Every entry that follows should be reproduced exactly.
Start EXERCISE INPUT
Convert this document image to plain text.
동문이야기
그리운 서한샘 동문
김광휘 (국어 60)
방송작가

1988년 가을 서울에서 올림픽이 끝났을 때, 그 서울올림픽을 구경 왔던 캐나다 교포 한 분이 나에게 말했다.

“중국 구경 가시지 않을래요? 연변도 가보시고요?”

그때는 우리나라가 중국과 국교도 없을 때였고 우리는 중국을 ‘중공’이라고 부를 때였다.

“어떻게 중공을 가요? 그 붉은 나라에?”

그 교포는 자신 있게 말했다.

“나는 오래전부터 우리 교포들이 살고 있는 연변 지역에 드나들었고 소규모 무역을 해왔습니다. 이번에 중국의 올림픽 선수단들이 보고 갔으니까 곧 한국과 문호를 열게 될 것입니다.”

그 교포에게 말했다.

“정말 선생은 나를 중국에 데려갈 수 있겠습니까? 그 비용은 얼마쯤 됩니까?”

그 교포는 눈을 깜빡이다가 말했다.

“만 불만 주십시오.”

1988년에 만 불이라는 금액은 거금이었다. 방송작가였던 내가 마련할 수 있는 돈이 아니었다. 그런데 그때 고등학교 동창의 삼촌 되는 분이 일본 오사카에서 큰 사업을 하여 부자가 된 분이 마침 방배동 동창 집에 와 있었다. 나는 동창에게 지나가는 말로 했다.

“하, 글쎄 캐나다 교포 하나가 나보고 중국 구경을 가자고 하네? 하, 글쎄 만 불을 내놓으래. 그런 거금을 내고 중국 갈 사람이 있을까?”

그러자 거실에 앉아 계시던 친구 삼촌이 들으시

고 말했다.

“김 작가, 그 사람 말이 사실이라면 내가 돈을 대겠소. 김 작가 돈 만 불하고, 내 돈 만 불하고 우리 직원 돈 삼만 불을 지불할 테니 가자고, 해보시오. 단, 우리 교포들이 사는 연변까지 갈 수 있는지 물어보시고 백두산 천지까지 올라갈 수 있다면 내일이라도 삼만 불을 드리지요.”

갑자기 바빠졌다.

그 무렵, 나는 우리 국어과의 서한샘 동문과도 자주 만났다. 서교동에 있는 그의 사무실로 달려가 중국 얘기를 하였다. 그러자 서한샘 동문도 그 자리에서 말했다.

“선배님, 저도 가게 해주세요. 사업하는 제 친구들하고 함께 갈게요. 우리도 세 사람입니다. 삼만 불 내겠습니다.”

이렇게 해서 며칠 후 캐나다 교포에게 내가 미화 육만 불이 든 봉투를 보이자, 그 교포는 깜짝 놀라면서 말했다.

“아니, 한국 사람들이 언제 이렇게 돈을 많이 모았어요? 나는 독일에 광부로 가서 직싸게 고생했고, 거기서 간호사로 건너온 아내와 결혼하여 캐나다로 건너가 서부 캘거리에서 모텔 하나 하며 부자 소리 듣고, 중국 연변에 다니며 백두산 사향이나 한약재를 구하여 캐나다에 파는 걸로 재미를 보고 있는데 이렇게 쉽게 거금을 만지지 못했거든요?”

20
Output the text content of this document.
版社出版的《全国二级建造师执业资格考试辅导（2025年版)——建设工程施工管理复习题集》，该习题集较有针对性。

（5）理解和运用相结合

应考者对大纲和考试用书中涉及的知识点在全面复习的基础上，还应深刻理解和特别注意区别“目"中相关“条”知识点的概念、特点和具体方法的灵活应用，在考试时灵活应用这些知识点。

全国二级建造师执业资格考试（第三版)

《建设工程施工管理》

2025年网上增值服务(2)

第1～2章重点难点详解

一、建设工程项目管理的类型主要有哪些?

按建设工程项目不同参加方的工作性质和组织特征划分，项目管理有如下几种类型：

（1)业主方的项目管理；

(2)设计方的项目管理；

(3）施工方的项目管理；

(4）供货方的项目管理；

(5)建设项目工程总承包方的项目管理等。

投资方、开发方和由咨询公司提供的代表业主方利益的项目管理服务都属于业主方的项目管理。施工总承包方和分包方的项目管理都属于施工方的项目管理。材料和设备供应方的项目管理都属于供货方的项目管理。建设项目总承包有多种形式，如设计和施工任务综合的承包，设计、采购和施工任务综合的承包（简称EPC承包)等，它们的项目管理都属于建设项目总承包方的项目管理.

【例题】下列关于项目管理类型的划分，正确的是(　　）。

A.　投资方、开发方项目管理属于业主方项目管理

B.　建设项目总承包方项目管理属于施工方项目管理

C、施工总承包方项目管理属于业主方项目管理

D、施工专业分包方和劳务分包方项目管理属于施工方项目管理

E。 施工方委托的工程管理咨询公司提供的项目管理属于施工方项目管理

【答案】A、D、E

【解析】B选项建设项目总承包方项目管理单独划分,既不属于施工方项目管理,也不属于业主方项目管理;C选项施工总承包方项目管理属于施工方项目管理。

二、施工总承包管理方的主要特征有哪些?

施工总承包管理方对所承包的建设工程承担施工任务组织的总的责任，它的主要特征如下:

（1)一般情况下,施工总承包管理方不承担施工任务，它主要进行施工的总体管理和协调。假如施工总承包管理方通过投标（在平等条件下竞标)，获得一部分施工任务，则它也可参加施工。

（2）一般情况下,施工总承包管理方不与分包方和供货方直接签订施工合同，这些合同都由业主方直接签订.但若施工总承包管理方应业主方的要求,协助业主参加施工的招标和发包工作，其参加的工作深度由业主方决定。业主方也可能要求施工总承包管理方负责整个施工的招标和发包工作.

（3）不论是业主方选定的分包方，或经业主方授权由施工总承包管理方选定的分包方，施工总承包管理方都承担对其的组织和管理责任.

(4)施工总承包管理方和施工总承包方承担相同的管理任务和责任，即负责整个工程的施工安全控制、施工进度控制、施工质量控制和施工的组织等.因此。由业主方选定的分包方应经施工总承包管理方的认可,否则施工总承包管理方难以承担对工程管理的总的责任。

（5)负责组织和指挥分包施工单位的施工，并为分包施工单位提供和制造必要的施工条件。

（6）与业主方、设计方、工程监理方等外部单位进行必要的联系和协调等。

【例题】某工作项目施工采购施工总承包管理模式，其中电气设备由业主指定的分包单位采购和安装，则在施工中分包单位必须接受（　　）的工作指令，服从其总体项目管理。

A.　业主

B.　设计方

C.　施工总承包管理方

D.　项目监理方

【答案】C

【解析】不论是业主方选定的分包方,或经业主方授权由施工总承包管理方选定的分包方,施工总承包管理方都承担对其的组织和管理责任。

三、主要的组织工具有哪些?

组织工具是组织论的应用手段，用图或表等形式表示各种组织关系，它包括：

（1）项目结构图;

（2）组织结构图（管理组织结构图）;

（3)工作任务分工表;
End EXERCISE INPUT
> [RESPONSE TO THE TASK]:
Convert this document image to plain text.
동문이야기
그리운 서한샘 동문
김광휘 (국어 60)
방송작가

1988년 가을 서울에서 올림픽이 끝났을 때, 그 서울올림픽을 구경 왔던 캐나다 교포 한 분이 나에게 말했다.

“중국 구경 가시지 않을래요? 연변도 가보시고요?”

그때는 우리나라가 중국과 국교도 없을 때였고 우리는 중국을 ‘중공’이라고 부를 때였다.

“어떻게 중공을 가요? 그 붉은 나라에?”

그 교포는 자신 있게 말했다.

“나는 오래전부터 우리 교포들이 살고 있는 연변 지역에 드나들었고 소규모 무역을 해왔습니다. 이번에 중국의 올림픽 선수단들이 보고 갔으니까 곧 한국과 문호를 열게 될 것입니다.”

그 교포에게 말했다.

“정말 선생은 나를 중국에 데려갈 수 있겠습니까? 그 비용은 얼마쯤 됩니까?”

그 교포는 눈을 깜빡이다가 말했다.

“만 불만 주십시오.”

1988년에 만 불이라는 금액은 거금이었다. 방송작가였던 내가 마련할 수 있는 돈이 아니었다. 그런데 그때 고등학교 동창의 삼촌 되는 분이 일본 오사카에서 큰 사업을 하여 부자가 된 분이 마침 방배동 동창 집에 와 있었다. 나는 동창에게 지나가는 말로 했다.

“하, 글쎄 캐나다 교포 하나가 나보고 중국 구경을 가자고 하네? 하, 글쎄 만 불을 내놓으래. 그런 거금을 내고 중국 갈 사람이 있을까?”

그러자 거실에 앉아 계시던 친구 삼촌이 들으시

고 말했다.

“김 작가, 그 사람 말이 사실이라면 내가 돈을 대겠소. 김 작가 돈 만 불하고, 내 돈 만 불하고 우리 직원 돈 삼만 불을 지불할 테니 가자고, 해보시오. 단, 우리 교포들이 사는 연변까지 갈 수 있는지 물어보시고 백두산 천지까지 올라갈 수 있다면 내일이라도 삼만 불을 드리지요.”

갑자기 바빠졌다.

그 무렵, 나는 우리 국어과의 서한샘 동문과도 자주 만났다. 서교동에 있는 그의 사무실로 달려가 중국 얘기를 하였다. 그러자 서한샘 동문도 그 자리에서 말했다.

“선배님, 저도 가게 해주세요. 사업하는 제 친구들하고 함께 갈게요. 우리도 세 사람입니다. 삼만 불 내겠습니다.”

이렇게 해서 며칠 후 캐나다 교포에게 내가 미화 육만 불이 든 봉투를 보이자, 그 교포는 깜짝 놀라면서 말했다.

“아니, 한국 사람들이 언제 이렇게 돈을 많이 모았어요? 나는 독일에 광부로 가서 직싸게 고생했고, 거기서 간호사로 건너온 아내와 결혼하여 캐나다로 건너가 서부 캘거리에서 모텔 하나 하며 부자 소리 듣고, 중국 연변에 다니며 백두산 사향이나 한약재를 구하여 캐나다에 파는 걸로 재미를 보고 있는데 이렇게 쉽게 거금을 만지지 못했거든요?”

20
Output the text content of this document.
版社出版的《全国二级建造师执业资格考试辅导（2025年版)——建设工程施工管理复习题集》，该习题集较有针对性。

（5）理解和运用相结合

应考者对大纲和考试用书中涉及的知识点在全面复习的基础上，还应深刻理解和特别注意区别“目"中相关“条”知识点的概念、特点和具体方法的灵活应用，在考试时灵活应用这些知识点。

全国二级建造师执业资格考试（第三版)

《建设工程施工管理》

2025年网上增值服务(2)

第1～2章重点难点详解

一、建设工程项目管理的类型主要有哪些?

按建设工程项目不同参加方的工作性质和组织特征划分，项目管理有如下几种类型：

（1)业主方的项目管理；

(2)设计方的项目管理；

(3）施工方的项目管理；

(4）供货方的项目管理；

(5)建设项目工程总承包方的项目管理等。

投资方、开发方和由咨询公司提供的代表业主方利益的项目管理服务都属于业主方的项目管理。施工总承包方和分包方的项目管理都属于施工方的项目管理。材料和设备供应方的项目管理都属于供货方的项目管理。建设项目总承包有多种形式，如设计和施工任务综合的承包，设计、采购和施工任务综合的承包（简称EPC承包)等，它们的项目管理都属于建设项目总承包方的项目管理.

【例题】下列关于项目管理类型的划分，正确的是(　　）。

A.　投资方、开发方项目管理属于业主方项目管理

B.　建设项目总承包方项目管理属于施工方项目管理

C、施工总承包方项目管理属于业主方项目管理

D、施工专业分包方和劳务分包方项目管理属于施工方项目管理

E。 施工方委托的工程管理咨询公司提供的项目管理属于施工方项目管理

【答案】A、D、E

【解析】B选项建设项目总承包方项目管理单独划分,既不属于施工方项目管理,也不属于业主方项目管理;C选项施工总承包方项目管理属于施工方项目管理。

二、施工总承包管理方的主要特征有哪些?

施工总承包管理方对所承包的建设工程承担施工任务组织的总的责任，它的主要特征如下:

（1)一般情况下,施工总承包管理方不承担施工任务，它主要进行施工的总体管理和协调。假如施工总承包管理方通过投标（在平等条件下竞标)，获得一部分施工任务，则它也可参加施工。

（2）一般情况下,施工总承包管理方不与分包方和供货方直接签订施工合同，这些合同都由业主方直接签订.但若施工总承包管理方应业主方的要求,协助业主参加施工的招标和发包工作，其参加的工作深度由业主方决定。业主方也可能要求施工总承包管理方负责整个施工的招标和发包工作.

（3）不论是业主方选定的分包方，或经业主方授权由施工总承包管理方选定的分包方，施工总承包管理方都承担对其的组织和管理责任.

(4)施工总承包管理方和施工总承包方承担相同的管理任务和责任，即负责整个工程的施工安全控制、施工进度控制、施工质量控制和施工的组织等.因此。由业主方选定的分包方应经施工总承包管理方的认可,否则施工总承包管理方难以承担对工程管理的总的责任。

（5)负责组织和指挥分包施工单位的施工，并为分包施工单位提供和制造必要的施工条件。

（6）与业主方、设计方、工程监理方等外部单位进行必要的联系和协调等。

【例题】某工作项目施工采购施工总承包管理模式，其中电气设备由业主指定的分包单位采购和安装，则在施工中分包单位必须接受（　　）的工作指令，服从其总体项目管理。

A.　业主

B.　设计方

C.　施工总承包管理方

D.　项目监理方

【答案】C

【解析】不论是业主方选定的分包方,或经业主方授权由施工总承包管理方选定的分包方,施工总承包管理方都承担对其的组织和管理责任。

三、主要的组织工具有哪些?

组织工具是组织论的应用手段，用图或表等形式表示各种组织关系，它包括：

（1）项目结构图;

（2）组织结构图（管理组织结构图）;

（3)工作任务分工表;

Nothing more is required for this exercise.